[The request] Identify the lines that contain the string "فاقد" and copy all of them.

[Working data]
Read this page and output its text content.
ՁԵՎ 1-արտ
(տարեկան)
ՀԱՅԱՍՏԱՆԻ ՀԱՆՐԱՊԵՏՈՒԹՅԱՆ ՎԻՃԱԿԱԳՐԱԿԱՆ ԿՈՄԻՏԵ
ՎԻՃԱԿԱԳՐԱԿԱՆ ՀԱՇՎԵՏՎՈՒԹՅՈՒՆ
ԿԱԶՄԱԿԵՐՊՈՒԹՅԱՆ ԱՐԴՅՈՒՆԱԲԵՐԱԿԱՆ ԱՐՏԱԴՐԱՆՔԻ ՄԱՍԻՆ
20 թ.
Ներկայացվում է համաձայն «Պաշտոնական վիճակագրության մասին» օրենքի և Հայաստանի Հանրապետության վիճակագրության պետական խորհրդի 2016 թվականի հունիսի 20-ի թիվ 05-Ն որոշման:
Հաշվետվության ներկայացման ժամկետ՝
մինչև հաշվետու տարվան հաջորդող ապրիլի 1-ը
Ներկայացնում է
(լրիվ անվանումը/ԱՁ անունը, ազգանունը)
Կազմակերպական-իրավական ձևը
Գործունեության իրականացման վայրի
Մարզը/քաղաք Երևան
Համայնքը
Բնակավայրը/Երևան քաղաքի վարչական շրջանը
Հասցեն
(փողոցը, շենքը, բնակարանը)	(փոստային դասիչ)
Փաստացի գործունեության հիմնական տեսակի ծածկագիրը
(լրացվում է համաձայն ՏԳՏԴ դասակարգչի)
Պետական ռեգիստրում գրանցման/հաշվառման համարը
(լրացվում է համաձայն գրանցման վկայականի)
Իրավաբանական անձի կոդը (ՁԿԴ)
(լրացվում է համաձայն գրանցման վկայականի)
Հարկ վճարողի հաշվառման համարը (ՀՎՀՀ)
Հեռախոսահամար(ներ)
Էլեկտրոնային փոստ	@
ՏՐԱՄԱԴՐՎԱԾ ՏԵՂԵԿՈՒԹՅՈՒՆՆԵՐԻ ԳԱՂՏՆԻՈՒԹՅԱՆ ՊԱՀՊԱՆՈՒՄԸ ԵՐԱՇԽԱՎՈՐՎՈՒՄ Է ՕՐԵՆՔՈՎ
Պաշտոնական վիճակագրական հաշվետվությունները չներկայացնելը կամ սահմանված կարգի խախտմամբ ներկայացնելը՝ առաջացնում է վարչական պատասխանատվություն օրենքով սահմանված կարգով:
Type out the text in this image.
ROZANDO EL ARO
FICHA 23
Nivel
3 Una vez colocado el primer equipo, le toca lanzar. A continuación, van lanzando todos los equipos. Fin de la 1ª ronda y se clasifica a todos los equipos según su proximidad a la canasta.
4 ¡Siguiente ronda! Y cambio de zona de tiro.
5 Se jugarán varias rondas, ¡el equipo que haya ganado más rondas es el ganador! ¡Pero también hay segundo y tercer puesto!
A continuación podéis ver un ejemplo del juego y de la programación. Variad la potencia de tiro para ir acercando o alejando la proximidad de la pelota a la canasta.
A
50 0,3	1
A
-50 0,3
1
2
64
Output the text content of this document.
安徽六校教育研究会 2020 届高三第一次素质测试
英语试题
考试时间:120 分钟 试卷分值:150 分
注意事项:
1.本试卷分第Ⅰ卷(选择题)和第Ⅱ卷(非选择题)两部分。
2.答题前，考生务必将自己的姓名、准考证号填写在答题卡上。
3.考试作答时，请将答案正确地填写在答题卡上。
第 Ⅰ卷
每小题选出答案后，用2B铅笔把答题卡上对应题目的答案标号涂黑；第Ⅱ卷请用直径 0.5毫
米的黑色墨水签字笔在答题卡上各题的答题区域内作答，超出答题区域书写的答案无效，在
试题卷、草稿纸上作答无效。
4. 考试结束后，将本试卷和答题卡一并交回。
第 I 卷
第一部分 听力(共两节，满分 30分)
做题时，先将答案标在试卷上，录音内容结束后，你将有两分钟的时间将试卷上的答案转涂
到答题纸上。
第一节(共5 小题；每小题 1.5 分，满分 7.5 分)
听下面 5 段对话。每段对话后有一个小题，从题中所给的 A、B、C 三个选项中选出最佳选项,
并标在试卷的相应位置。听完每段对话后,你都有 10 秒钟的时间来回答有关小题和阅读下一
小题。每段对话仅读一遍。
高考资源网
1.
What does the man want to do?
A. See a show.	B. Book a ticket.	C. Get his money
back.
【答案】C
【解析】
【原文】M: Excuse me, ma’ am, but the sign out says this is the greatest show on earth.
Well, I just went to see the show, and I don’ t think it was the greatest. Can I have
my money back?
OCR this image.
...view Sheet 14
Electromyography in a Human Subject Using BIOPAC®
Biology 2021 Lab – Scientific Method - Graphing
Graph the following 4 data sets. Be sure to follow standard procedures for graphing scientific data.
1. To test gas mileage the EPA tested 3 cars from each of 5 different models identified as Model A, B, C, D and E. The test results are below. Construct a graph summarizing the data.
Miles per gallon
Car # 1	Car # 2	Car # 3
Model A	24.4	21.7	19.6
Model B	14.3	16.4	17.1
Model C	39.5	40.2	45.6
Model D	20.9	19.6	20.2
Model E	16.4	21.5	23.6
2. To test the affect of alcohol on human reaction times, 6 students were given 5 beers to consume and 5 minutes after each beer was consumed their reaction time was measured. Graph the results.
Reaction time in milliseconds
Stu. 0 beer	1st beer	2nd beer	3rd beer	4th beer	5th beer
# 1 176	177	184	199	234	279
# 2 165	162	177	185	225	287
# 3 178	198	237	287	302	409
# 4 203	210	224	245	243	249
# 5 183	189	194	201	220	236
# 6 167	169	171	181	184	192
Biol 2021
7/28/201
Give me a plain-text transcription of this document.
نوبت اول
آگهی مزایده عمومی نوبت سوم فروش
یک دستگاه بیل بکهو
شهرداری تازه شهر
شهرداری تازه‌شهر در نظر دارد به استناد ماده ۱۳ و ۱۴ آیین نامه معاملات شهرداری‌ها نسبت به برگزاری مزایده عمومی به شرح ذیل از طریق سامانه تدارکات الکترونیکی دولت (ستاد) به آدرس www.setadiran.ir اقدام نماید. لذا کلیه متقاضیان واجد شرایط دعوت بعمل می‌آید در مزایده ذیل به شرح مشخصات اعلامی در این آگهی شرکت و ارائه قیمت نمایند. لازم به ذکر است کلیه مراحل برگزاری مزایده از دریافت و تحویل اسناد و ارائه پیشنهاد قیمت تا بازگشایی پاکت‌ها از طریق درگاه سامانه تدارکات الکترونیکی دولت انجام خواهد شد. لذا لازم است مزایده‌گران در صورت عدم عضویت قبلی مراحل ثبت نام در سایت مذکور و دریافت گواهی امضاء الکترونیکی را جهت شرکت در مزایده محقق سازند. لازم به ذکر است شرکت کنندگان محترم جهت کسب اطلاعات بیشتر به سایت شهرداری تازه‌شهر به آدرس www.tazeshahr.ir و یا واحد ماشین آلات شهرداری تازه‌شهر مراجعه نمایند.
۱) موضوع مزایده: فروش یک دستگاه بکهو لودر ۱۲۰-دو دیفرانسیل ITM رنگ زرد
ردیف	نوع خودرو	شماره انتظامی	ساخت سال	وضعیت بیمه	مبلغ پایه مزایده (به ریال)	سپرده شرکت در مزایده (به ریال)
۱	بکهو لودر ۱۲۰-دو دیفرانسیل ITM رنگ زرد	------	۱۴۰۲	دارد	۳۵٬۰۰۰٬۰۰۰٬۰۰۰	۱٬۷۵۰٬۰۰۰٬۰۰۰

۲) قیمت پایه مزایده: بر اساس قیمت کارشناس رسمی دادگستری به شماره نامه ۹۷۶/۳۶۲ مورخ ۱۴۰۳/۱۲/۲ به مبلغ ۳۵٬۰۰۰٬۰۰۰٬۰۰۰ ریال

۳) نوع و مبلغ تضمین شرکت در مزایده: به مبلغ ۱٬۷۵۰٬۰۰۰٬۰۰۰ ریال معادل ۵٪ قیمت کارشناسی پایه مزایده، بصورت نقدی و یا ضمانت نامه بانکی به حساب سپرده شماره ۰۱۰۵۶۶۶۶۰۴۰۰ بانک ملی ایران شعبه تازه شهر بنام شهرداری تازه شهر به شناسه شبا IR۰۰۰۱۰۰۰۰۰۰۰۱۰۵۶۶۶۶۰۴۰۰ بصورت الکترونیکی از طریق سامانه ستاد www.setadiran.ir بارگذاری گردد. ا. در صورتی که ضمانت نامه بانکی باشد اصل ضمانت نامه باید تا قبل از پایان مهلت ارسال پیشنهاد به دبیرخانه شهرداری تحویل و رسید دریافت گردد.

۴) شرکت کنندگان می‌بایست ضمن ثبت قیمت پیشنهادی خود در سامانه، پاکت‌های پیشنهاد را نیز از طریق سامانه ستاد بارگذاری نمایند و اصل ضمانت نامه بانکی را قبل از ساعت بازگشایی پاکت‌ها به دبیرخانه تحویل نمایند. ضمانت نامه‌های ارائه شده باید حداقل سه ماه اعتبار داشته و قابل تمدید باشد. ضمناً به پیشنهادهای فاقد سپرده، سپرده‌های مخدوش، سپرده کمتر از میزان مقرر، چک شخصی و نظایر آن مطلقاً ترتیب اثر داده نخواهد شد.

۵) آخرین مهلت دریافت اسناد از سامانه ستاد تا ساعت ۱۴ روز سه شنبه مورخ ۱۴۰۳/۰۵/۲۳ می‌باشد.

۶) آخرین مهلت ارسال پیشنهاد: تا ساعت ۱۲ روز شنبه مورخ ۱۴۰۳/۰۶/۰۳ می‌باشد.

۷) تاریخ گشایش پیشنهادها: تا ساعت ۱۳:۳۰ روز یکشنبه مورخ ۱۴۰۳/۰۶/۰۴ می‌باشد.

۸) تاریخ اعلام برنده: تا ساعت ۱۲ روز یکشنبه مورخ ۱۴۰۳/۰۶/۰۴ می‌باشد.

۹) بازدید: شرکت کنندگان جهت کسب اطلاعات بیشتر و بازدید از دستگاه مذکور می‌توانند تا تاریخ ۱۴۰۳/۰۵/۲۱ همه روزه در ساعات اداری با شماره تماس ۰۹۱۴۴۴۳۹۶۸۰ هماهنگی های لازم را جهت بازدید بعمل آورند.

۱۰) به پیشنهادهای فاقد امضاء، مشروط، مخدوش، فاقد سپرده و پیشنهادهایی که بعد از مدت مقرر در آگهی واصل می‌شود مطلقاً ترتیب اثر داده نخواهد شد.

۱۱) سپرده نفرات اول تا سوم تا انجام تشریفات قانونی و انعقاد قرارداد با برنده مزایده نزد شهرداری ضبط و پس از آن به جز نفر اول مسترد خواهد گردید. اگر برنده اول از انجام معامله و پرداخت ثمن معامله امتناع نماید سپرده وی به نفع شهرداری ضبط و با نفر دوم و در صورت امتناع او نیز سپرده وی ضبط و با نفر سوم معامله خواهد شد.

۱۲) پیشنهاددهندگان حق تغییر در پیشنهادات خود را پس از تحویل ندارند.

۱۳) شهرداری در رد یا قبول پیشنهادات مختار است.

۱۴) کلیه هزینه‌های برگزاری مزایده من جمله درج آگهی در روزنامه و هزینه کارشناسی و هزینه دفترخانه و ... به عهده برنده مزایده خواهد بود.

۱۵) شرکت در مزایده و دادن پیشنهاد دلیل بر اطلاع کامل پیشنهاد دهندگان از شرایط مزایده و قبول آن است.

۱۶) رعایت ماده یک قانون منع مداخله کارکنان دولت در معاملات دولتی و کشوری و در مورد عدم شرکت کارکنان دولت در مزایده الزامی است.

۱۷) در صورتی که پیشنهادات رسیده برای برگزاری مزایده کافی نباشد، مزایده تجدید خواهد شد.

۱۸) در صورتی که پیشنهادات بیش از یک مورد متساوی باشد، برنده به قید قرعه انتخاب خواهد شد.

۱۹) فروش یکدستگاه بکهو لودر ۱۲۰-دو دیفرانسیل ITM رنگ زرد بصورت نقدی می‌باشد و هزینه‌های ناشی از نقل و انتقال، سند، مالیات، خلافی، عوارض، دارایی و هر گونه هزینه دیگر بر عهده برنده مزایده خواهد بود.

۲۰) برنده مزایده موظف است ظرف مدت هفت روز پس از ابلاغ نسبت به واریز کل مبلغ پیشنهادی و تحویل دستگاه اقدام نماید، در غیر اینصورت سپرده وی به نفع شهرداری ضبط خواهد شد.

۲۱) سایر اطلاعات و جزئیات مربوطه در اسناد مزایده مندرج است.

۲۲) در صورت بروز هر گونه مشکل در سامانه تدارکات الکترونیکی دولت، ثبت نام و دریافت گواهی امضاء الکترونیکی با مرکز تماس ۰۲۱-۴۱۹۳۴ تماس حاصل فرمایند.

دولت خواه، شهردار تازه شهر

[Result]
۴) شرکت کنندگان می‌بایست ضمن ثبت قیمت پیشنهادی خود در سامانه، پاکت‌های پیشنهاد را نیز از طریق سامانه ستاد بارگذاری نمایند و اصل ضمانت نامه بانکی را قبل از ساعت بازگشایی پاکت‌ها به دبیرخانه تحویل نمایند. ضمانت نامه‌های ارائه شده باید حداقل سه ماه اعتبار داشته و قابل تمدید باشد. ضمناً به پیشنهادهای فاقد سپرده، سپرده‌های مخدوش، سپرده کمتر از میزان مقرر، چک شخصی و نظایر آن مطلقاً ترتیب اثر داده نخواهد شد.
۱۰) به پیشنهادهای فاقد امضاء، مشروط، مخدوش، فاقد سپرده و پیشنهادهایی که بعد از مدت مقرر در آگهی واصل می‌شود مطلقاً ترتیب اثر داده نخواهد شد.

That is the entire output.